* What needs to be done:
Using the records below, locate all lines containing "that" and return them.

Dataset items:
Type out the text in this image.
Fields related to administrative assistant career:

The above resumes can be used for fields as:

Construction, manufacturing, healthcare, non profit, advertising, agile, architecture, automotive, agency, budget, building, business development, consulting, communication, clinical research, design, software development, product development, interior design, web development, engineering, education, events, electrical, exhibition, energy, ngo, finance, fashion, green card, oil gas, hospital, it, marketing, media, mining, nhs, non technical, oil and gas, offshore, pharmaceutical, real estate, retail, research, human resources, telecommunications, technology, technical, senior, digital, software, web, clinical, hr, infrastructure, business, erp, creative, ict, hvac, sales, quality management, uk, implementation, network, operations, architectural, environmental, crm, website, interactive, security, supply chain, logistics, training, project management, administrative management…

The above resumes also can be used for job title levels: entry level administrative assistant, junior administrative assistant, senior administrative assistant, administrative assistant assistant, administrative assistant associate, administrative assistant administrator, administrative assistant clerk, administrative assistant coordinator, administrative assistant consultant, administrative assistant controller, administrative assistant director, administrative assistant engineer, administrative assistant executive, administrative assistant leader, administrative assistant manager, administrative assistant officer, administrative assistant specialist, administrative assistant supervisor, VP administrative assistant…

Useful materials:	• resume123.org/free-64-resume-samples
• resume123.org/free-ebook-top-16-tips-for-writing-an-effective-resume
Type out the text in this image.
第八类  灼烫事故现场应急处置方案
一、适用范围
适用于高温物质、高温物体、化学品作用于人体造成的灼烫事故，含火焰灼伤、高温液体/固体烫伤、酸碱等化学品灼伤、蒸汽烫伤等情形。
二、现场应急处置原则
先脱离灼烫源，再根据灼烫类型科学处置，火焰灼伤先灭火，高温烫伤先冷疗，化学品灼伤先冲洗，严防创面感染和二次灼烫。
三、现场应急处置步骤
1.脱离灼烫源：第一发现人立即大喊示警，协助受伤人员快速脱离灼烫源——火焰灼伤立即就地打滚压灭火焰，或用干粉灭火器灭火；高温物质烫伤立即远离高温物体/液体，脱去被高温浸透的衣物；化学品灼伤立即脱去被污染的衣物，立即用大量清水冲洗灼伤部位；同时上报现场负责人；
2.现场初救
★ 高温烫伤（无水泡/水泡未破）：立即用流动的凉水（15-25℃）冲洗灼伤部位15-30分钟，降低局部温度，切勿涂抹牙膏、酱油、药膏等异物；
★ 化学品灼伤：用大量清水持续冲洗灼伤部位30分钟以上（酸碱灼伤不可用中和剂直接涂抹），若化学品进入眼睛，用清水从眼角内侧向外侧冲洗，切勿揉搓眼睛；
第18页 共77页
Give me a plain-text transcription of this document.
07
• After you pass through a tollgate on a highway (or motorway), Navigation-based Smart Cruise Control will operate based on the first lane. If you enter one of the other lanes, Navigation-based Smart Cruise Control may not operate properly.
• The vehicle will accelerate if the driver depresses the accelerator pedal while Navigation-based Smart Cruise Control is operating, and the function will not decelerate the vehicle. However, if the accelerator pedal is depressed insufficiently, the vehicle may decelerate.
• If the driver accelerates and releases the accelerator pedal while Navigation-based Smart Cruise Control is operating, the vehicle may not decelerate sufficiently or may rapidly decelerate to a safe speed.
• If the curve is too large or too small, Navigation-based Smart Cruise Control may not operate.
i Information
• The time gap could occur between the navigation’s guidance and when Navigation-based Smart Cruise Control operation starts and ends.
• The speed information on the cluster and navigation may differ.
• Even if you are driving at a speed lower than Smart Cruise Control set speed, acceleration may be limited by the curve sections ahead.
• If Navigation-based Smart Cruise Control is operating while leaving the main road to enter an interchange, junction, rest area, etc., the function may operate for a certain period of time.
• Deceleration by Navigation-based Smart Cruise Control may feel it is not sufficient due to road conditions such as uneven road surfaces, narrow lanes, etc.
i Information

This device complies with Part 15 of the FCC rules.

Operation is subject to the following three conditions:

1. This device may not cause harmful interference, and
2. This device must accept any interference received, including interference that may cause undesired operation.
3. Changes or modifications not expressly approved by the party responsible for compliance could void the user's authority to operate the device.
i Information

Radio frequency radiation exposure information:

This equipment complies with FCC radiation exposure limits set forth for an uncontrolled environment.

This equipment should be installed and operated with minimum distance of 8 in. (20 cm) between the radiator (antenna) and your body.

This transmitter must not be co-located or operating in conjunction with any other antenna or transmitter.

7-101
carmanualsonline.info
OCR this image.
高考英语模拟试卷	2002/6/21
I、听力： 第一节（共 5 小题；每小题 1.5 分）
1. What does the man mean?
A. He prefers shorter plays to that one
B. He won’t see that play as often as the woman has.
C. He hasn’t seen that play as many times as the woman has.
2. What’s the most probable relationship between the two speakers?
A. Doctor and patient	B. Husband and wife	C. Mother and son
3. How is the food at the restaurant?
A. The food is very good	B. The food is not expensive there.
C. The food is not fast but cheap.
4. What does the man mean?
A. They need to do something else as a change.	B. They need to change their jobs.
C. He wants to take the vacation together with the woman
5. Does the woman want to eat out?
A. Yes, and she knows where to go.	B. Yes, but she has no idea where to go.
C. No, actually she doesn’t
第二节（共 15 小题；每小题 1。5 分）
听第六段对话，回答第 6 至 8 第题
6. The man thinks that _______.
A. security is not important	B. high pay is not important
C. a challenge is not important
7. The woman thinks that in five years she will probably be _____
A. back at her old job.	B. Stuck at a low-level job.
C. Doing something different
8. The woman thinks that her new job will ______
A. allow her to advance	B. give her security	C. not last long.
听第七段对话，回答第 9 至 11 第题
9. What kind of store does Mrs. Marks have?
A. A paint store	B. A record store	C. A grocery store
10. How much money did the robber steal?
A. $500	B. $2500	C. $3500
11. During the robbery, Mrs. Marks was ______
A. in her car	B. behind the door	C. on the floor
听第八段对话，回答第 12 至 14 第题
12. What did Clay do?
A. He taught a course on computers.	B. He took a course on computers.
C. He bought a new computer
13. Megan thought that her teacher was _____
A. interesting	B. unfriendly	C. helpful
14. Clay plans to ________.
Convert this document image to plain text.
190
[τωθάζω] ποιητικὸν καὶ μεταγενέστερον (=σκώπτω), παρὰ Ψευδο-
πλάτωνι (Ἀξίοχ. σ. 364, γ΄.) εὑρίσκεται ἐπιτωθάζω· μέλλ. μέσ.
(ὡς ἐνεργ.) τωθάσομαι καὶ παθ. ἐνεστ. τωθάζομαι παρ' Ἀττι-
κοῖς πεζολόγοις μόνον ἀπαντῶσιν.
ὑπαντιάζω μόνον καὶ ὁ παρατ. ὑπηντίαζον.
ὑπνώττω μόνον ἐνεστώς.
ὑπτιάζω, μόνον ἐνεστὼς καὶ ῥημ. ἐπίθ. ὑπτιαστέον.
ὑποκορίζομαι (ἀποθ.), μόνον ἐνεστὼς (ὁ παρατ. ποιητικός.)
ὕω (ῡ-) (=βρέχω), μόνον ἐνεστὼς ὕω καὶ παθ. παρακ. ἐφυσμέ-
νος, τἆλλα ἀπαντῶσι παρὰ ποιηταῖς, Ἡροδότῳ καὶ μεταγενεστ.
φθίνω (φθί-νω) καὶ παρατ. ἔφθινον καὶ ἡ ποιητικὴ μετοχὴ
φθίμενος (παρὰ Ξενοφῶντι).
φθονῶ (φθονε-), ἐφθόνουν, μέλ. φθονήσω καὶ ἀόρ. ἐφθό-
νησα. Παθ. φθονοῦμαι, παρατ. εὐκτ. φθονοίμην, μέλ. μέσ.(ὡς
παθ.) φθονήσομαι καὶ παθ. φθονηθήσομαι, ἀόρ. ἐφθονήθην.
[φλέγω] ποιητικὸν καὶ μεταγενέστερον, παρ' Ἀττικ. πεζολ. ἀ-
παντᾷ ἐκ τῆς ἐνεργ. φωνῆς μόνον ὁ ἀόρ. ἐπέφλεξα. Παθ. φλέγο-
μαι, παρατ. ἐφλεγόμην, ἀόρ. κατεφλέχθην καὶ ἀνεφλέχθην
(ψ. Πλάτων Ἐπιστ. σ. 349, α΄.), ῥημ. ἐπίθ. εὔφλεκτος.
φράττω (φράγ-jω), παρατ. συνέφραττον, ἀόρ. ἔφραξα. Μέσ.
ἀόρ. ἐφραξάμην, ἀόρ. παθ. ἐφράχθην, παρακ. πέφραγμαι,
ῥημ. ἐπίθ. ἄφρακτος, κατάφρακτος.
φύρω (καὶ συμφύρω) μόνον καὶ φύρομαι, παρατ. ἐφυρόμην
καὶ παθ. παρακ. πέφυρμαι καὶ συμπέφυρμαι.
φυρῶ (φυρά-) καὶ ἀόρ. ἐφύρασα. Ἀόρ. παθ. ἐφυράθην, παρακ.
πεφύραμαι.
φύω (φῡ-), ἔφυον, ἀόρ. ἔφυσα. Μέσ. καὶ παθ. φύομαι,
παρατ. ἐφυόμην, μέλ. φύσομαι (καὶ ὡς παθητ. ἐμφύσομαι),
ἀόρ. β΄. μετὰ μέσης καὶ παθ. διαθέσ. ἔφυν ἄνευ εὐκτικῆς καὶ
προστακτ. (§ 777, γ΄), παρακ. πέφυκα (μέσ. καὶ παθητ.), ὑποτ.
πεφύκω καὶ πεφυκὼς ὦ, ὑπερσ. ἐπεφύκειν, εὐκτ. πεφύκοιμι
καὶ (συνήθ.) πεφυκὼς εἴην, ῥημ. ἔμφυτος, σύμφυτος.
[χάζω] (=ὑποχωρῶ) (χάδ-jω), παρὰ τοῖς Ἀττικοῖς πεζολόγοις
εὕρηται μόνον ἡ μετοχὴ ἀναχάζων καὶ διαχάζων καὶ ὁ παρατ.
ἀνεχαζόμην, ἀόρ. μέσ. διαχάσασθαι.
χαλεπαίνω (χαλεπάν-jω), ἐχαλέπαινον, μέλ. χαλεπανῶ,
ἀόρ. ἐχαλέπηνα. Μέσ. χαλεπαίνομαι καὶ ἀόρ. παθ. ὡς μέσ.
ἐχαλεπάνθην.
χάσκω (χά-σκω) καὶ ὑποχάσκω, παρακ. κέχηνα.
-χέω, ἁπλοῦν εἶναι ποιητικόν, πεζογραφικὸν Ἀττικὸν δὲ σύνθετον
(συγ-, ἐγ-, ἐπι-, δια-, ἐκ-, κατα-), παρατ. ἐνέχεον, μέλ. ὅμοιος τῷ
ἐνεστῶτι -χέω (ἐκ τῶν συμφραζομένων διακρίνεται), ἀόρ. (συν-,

* Written answer:
2. This device must accept any interference received, including interference that may cause undesired operation.
A. He prefers shorter plays to that one
B. He won’t see that play as often as the woman has.
C. He hasn’t seen that play as many times as the woman has.
6. The man thinks that _______.
7. The woman thinks that in five years she will probably be _____
8. The woman thinks that her new job will ______
13. Megan thought that her teacher was _____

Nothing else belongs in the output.